- _Problem statement_: Reproduce every entry exactly, without alteration.

§ §

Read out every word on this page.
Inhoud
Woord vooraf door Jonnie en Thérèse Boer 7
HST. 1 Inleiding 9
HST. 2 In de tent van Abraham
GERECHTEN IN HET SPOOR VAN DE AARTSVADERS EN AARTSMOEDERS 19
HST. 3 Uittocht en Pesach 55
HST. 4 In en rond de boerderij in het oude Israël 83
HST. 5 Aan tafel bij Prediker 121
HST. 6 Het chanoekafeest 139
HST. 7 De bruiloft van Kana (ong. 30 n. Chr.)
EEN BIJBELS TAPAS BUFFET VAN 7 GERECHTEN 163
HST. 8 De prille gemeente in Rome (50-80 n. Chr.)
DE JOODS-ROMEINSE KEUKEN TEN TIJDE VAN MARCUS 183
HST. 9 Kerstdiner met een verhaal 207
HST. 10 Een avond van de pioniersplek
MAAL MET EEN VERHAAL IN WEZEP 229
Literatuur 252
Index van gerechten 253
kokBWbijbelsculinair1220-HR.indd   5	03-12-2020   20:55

§ §

- _Right answer_:
Read out every word on this page.
Inhoud
Woord vooraf door Jonnie en Thérèse Boer 7
HST. 1 Inleiding 9
HST. 2 In de tent van Abraham
GERECHTEN IN HET SPOOR VAN DE AARTSVADERS EN AARTSMOEDERS 19
HST. 3 Uittocht en Pesach 55
HST. 4 In en rond de boerderij in het oude Israël 83
HST. 5 Aan tafel bij Prediker 121
HST. 6 Het chanoekafeest 139
HST. 7 De bruiloft van Kana (ong. 30 n. Chr.)
EEN BIJBELS TAPAS BUFFET VAN 7 GERECHTEN 163
HST. 8 De prille gemeente in Rome (50-80 n. Chr.)
DE JOODS-ROMEINSE KEUKEN TEN TIJDE VAN MARCUS 183
HST. 9 Kerstdiner met een verhaal 207
HST. 10 Een avond van de pioniersplek
MAAL MET EEN VERHAAL IN WEZEP 229
Literatuur 252
Index van gerechten 253
kokBWbijbelsculinair1220-HR.indd   5	03-12-2020   20:55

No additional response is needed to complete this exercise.